• [What is required]
Say how many lines include "name", with no words around the number.

[Figure content listings]
⁂
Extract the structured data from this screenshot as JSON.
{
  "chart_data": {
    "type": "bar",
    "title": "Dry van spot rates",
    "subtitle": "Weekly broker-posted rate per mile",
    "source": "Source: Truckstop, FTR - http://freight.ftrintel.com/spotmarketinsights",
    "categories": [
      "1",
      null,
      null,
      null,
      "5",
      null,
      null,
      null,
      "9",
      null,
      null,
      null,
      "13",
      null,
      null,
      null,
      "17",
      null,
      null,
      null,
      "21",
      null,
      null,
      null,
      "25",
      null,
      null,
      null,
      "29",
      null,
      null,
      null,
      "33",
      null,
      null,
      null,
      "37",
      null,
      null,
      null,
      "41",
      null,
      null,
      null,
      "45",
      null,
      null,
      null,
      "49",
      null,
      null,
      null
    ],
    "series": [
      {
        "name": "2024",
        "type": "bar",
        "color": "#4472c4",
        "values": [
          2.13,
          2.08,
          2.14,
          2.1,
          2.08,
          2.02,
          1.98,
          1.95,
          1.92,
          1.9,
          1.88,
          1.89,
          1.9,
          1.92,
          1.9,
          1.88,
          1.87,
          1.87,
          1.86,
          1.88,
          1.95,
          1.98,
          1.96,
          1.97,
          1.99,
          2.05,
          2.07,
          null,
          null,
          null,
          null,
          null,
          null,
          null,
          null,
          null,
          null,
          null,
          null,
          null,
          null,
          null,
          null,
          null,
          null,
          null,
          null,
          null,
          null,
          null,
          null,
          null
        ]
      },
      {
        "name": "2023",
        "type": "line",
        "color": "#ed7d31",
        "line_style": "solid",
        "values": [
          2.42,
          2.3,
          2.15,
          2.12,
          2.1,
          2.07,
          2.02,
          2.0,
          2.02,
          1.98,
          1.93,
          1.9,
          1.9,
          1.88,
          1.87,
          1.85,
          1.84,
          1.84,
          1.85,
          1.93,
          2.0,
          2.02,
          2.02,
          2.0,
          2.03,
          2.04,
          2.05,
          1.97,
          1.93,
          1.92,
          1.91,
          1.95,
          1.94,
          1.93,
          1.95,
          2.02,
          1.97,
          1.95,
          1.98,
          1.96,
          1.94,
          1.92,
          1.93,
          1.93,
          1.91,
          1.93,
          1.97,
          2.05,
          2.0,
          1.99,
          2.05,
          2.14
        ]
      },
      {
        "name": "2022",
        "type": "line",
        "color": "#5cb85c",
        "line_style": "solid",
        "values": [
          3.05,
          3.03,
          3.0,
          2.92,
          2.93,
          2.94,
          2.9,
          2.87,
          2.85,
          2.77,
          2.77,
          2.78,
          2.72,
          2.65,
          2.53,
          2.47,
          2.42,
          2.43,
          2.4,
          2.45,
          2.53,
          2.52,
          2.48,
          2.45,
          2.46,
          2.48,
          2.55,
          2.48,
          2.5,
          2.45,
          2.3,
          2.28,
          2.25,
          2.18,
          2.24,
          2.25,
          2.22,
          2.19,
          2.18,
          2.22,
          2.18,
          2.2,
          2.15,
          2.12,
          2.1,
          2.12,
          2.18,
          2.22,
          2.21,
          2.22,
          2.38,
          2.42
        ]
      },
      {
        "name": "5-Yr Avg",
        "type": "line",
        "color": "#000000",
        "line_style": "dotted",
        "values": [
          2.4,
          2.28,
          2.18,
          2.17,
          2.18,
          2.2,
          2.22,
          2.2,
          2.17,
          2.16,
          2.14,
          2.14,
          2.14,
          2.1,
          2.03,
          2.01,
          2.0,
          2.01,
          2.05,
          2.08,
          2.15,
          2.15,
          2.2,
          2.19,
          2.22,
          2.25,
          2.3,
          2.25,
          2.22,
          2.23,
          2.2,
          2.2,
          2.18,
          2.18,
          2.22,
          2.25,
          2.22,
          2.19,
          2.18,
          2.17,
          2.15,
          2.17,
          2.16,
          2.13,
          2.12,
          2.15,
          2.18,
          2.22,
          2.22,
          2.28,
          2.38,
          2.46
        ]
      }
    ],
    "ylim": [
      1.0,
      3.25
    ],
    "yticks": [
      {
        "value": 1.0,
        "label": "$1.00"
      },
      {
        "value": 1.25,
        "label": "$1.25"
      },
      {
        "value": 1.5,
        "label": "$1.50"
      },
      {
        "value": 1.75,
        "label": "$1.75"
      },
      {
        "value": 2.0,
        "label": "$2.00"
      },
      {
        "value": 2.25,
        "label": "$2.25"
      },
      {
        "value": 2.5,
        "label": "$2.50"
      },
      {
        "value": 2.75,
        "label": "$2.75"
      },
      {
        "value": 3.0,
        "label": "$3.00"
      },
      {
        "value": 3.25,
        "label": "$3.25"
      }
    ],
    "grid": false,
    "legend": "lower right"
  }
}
⁂
• [Exercise output]
4